** DIRECTIONS **
Reproduce the listing below verbatim.

╔══

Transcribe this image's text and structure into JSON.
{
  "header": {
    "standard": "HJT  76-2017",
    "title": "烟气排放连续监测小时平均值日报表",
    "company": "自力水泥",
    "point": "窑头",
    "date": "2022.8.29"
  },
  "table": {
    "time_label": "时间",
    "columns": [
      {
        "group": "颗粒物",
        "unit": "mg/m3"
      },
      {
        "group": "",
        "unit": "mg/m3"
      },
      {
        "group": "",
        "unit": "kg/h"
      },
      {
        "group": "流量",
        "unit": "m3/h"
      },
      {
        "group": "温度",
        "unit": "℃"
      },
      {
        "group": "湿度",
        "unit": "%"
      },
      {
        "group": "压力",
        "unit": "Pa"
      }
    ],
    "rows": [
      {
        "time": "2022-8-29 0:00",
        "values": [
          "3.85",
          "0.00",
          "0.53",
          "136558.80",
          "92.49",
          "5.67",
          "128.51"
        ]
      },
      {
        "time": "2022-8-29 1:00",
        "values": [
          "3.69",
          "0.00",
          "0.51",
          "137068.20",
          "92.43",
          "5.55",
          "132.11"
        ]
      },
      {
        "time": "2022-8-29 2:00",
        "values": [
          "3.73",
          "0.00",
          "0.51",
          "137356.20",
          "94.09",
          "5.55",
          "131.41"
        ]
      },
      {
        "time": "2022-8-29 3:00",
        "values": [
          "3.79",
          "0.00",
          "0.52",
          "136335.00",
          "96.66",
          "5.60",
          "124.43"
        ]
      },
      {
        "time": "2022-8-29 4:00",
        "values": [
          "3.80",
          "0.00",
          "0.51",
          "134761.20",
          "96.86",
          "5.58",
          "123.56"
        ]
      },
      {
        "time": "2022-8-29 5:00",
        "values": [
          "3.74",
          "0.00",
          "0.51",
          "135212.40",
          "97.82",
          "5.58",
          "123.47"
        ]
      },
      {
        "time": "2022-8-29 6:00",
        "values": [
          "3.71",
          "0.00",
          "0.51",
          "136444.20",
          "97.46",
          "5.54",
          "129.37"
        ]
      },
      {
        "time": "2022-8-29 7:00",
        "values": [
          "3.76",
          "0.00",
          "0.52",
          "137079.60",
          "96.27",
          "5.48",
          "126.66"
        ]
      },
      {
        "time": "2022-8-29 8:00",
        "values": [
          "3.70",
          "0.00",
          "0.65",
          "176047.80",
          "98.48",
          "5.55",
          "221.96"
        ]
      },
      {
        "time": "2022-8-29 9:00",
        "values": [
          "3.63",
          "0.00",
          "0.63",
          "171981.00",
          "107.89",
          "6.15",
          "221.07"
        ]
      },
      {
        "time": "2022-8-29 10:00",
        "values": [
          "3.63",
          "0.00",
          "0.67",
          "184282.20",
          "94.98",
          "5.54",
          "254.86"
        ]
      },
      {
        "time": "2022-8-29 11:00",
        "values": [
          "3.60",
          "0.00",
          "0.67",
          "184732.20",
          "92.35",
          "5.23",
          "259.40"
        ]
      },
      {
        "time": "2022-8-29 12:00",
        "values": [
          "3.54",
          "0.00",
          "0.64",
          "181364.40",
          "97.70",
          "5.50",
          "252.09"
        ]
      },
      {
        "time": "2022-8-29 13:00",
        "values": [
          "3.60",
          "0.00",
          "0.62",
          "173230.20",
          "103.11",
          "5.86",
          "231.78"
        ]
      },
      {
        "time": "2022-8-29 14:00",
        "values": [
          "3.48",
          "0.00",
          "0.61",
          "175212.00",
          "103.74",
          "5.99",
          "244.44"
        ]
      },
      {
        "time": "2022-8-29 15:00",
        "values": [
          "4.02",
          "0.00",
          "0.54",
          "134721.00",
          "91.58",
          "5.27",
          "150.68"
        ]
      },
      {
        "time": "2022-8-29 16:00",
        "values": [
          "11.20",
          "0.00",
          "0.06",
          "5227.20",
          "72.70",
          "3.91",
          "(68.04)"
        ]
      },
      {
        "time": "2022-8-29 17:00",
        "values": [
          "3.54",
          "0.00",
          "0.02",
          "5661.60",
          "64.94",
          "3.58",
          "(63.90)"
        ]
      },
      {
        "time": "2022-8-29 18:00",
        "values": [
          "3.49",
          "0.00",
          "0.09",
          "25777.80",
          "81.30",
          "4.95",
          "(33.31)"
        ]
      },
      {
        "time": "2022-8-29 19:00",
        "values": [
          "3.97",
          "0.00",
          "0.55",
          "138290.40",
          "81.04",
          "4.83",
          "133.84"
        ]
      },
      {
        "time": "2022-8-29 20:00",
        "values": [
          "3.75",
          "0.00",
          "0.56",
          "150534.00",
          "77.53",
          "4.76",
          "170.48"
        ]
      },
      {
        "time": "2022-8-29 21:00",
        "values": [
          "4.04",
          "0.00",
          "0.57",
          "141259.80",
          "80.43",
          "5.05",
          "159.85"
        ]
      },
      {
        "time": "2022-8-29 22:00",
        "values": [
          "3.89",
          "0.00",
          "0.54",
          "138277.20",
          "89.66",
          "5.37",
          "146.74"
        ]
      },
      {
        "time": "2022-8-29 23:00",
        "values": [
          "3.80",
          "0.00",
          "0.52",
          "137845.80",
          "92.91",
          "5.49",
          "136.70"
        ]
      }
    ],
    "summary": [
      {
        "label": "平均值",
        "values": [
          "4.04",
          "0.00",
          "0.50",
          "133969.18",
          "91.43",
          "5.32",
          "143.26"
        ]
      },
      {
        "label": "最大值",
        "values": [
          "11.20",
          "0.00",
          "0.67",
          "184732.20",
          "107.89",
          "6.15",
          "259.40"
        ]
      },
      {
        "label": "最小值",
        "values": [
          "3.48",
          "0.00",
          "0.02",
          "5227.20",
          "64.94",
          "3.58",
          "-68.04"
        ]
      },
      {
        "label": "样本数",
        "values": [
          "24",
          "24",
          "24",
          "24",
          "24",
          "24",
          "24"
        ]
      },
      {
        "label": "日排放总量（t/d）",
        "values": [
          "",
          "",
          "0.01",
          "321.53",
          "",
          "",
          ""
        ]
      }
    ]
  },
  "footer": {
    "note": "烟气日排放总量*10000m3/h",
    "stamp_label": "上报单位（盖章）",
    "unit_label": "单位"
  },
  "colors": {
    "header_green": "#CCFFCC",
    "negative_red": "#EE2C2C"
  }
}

╚══

** EXERCISE RESULT **
Transcribe this image's text and structure into JSON.
{
  "header": {
    "standard": "HJT  76-2017",
    "title": "烟气排放连续监测小时平均值日报表",
    "company": "自力水泥",
    "point": "窑头",
    "date": "2022.8.29"
  },
  "table": {
    "time_label": "时间",
    "columns": [
      {
        "group": "颗粒物",
        "unit": "mg/m3"
      },
      {
        "group": "",
        "unit": "mg/m3"
      },
      {
        "group": "",
        "unit": "kg/h"
      },
      {
        "group": "流量",
        "unit": "m3/h"
      },
      {
        "group": "温度",
        "unit": "℃"
      },
      {
        "group": "湿度",
        "unit": "%"
      },
      {
        "group": "压力",
        "unit": "Pa"
      }
    ],
    "rows": [
      {
        "time": "2022-8-29 0:00",
        "values": [
          "3.85",
          "0.00",
          "0.53",
          "136558.80",
          "92.49",
          "5.67",
          "128.51"
        ]
      },
      {
        "time": "2022-8-29 1:00",
        "values": [
          "3.69",
          "0.00",
          "0.51",
          "137068.20",
          "92.43",
          "5.55",
          "132.11"
        ]
      },
      {
        "time": "2022-8-29 2:00",
        "values": [
          "3.73",
          "0.00",
          "0.51",
          "137356.20",
          "94.09",
          "5.55",
          "131.41"
        ]
      },
      {
        "time": "2022-8-29 3:00",
        "values": [
          "3.79",
          "0.00",
          "0.52",
          "136335.00",
          "96.66",
          "5.60",
          "124.43"
        ]
      },
      {
        "time": "2022-8-29 4:00",
        "values": [
          "3.80",
          "0.00",
          "0.51",
          "134761.20",
          "96.86",
          "5.58",
          "123.56"
        ]
      },
      {
        "time": "2022-8-29 5:00",
        "values": [
          "3.74",
          "0.00",
          "0.51",
          "135212.40",
          "97.82",
          "5.58",
          "123.47"
        ]
      },
      {
        "time": "2022-8-29 6:00",
        "values": [
          "3.71",
          "0.00",
          "0.51",
          "136444.20",
          "97.46",
          "5.54",
          "129.37"
        ]
      },
      {
        "time": "2022-8-29 7:00",
        "values": [
          "3.76",
          "0.00",
          "0.52",
          "137079.60",
          "96.27",
          "5.48",
          "126.66"
        ]
      },
      {
        "time": "2022-8-29 8:00",
        "values": [
          "3.70",
          "0.00",
          "0.65",
          "176047.80",
          "98.48",
          "5.55",
          "221.96"
        ]
      },
      {
        "time": "2022-8-29 9:00",
        "values": [
          "3.63",
          "0.00",
          "0.63",
          "171981.00",
          "107.89",
          "6.15",
          "221.07"
        ]
      },
      {
        "time": "2022-8-29 10:00",
        "values": [
          "3.63",
          "0.00",
          "0.67",
          "184282.20",
          "94.98",
          "5.54",
          "254.86"
        ]
      },
      {
        "time": "2022-8-29 11:00",
        "values": [
          "3.60",
          "0.00",
          "0.67",
          "184732.20",
          "92.35",
          "5.23",
          "259.40"
        ]
      },
      {
        "time": "2022-8-29 12:00",
        "values": [
          "3.54",
          "0.00",
          "0.64",
          "181364.40",
          "97.70",
          "5.50",
          "252.09"
        ]
      },
      {
        "time": "2022-8-29 13:00",
        "values": [
          "3.60",
          "0.00",
          "0.62",
          "173230.20",
          "103.11",
          "5.86",
          "231.78"
        ]
      },
      {
        "time": "2022-8-29 14:00",
        "values": [
          "3.48",
          "0.00",
          "0.61",
          "175212.00",
          "103.74",
          "5.99",
          "244.44"
        ]
      },
      {
        "time": "2022-8-29 15:00",
        "values": [
          "4.02",
          "0.00",
          "0.54",
          "134721.00",
          "91.58",
          "5.27",
          "150.68"
        ]
      },
      {
        "time": "2022-8-29 16:00",
        "values": [
          "11.20",
          "0.00",
          "0.06",
          "5227.20",
          "72.70",
          "3.91",
          "(68.04)"
        ]
      },
      {
        "time": "2022-8-29 17:00",
        "values": [
          "3.54",
          "0.00",
          "0.02",
          "5661.60",
          "64.94",
          "3.58",
          "(63.90)"
        ]
      },
      {
        "time": "2022-8-29 18:00",
        "values": [
          "3.49",
          "0.00",
          "0.09",
          "25777.80",
          "81.30",
          "4.95",
          "(33.31)"
        ]
      },
      {
        "time": "2022-8-29 19:00",
        "values": [
          "3.97",
          "0.00",
          "0.55",
          "138290.40",
          "81.04",
          "4.83",
          "133.84"
        ]
      },
      {
        "time": "2022-8-29 20:00",
        "values": [
          "3.75",
          "0.00",
          "0.56",
          "150534.00",
          "77.53",
          "4.76",
          "170.48"
        ]
      },
      {
        "time": "2022-8-29 21:00",
        "values": [
          "4.04",
          "0.00",
          "0.57",
          "141259.80",
          "80.43",
          "5.05",
          "159.85"
        ]
      },
      {
        "time": "2022-8-29 22:00",
        "values": [
          "3.89",
          "0.00",
          "0.54",
          "138277.20",
          "89.66",
          "5.37",
          "146.74"
        ]
      },
      {
        "time": "2022-8-29 23:00",
        "values": [
          "3.80",
          "0.00",
          "0.52",
          "137845.80",
          "92.91",
          "5.49",
          "136.70"
        ]
      }
    ],
    "summary": [
      {
        "label": "平均值",
        "values": [
          "4.04",
          "0.00",
          "0.50",
          "133969.18",
          "91.43",
          "5.32",
          "143.26"
        ]
      },
      {
        "label": "最大值",
        "values": [
          "11.20",
          "0.00",
          "0.67",
          "184732.20",
          "107.89",
          "6.15",
          "259.40"
        ]
      },
      {
        "label": "最小值",
        "values": [
          "3.48",
          "0.00",
          "0.02",
          "5227.20",
          "64.94",
          "3.58",
          "-68.04"
        ]
      },
      {
        "label": "样本数",
        "values": [
          "24",
          "24",
          "24",
          "24",
          "24",
          "24",
          "24"
        ]
      },
      {
        "label": "日排放总量（t/d）",
        "values": [
          "",
          "",
          "0.01",
          "321.53",
          "",
          "",
          ""
        ]
      }
    ]
  },
  "footer": {
    "note": "烟气日排放总量*10000m3/h",
    "stamp_label": "上报单位（盖章）",
    "unit_label": "单位"
  },
  "colors": {
    "header_green": "#CCFFCC",
    "negative_red": "#EE2C2C"
  }
}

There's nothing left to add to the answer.